*Given request*:
Repeat each entry word for word. Leave any images out of the copy.

*Entries shown*:
====================
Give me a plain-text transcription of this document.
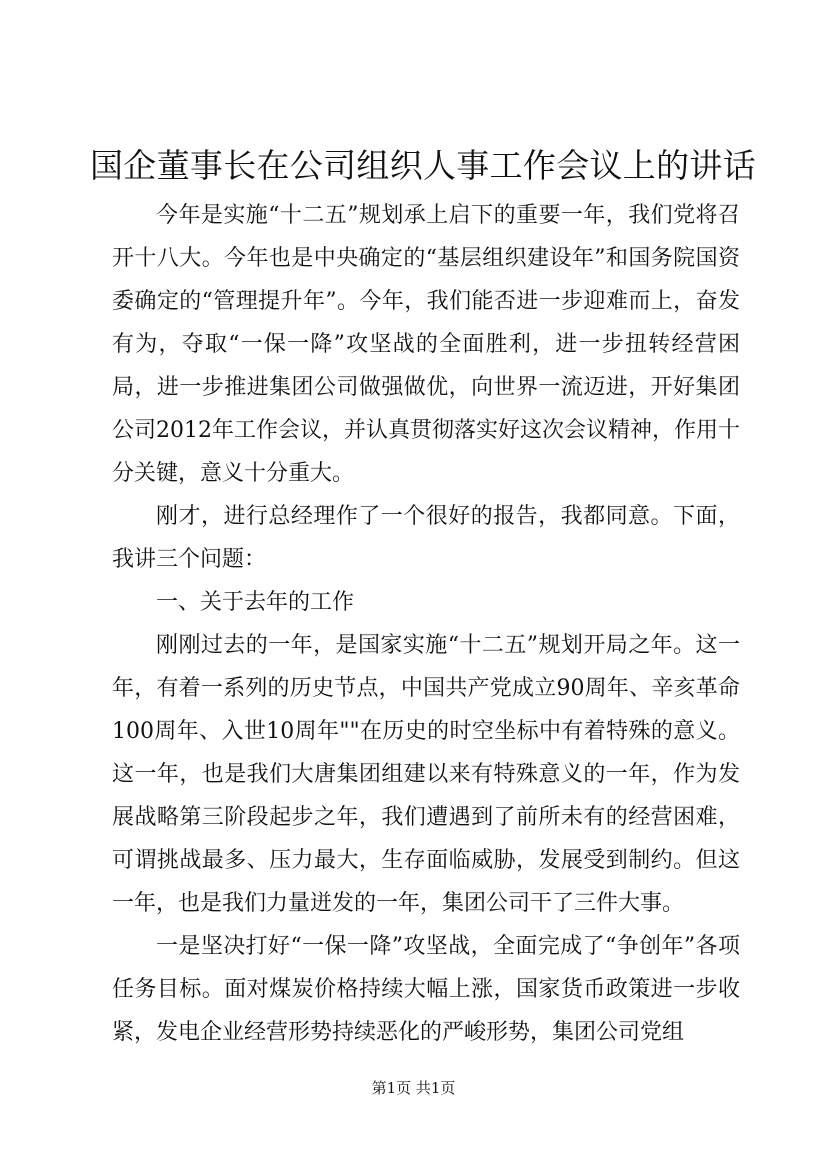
国企董事长在公司组织人事工作会议上的讲话

今年是实施“十二五”规划承上启下的重要一年，我们党将召开十八大。今年也是中央确定的“基层组织建设年”和国务院国资委确定的“管理提升年”。今年，我们能否进一步迎难而上，奋发有为，夺取“一保一降”攻坚战的全面胜利，进一步扭转经营困局，进一步推进集团公司做强做优，向世界一流迈进，开好集团公司2012年工作会议，并认真贯彻落实好这次会议精神，作用十分关键，意义十分重大。

刚才，进行总经理作了一个很好的报告，我都同意。下面，我讲三个问题：

一、关于去年的工作

刚刚过去的一年，是国家实施“十二五”规划开局之年。这一年，有着一系列的历史节点，中国共产党成立90周年、辛亥革命100周年、入世10周年""在历史的时空坐标中有着特殊的意义。这一年，也是我们大唐集团组建以来有特殊意义的一年，作为发展战略第三阶段起步之年，我们遭遇到了前所未有的经营困难，可谓挑战最多、压力最大，生存面临威胁，发展受到制约。但这一年，也是我们力量迸发的一年，集团公司干了三件大事。

一是坚决打好“一保一降”攻坚战，全面完成了“争创年”各项任务目标。面对煤炭价格持续大幅上涨，国家货币政策进一步收紧，发电企业经营形势持续恶化的严峻形势，集团公司党组

第1页 共1页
====================
*Final result*:
Give me a plain-text transcription of this document.
国企董事长在公司组织人事工作会议上的讲话

今年是实施“十二五”规划承上启下的重要一年，我们党将召开十八大。今年也是中央确定的“基层组织建设年”和国务院国资委确定的“管理提升年”。今年，我们能否进一步迎难而上，奋发有为，夺取“一保一降”攻坚战的全面胜利，进一步扭转经营困局，进一步推进集团公司做强做优，向世界一流迈进，开好集团公司2012年工作会议，并认真贯彻落实好这次会议精神，作用十分关键，意义十分重大。

刚才，进行总经理作了一个很好的报告，我都同意。下面，我讲三个问题：

一、关于去年的工作

刚刚过去的一年，是国家实施“十二五”规划开局之年。这一年，有着一系列的历史节点，中国共产党成立90周年、辛亥革命100周年、入世10周年""在历史的时空坐标中有着特殊的意义。这一年，也是我们大唐集团组建以来有特殊意义的一年，作为发展战略第三阶段起步之年，我们遭遇到了前所未有的经营困难，可谓挑战最多、压力最大，生存面临威胁，发展受到制约。但这一年，也是我们力量迸发的一年，集团公司干了三件大事。

一是坚决打好“一保一降”攻坚战，全面完成了“争创年”各项任务目标。面对煤炭价格持续大幅上涨，国家货币政策进一步收紧，发电企业经营形势持续恶化的严峻形势，集团公司党组

第1页 共1页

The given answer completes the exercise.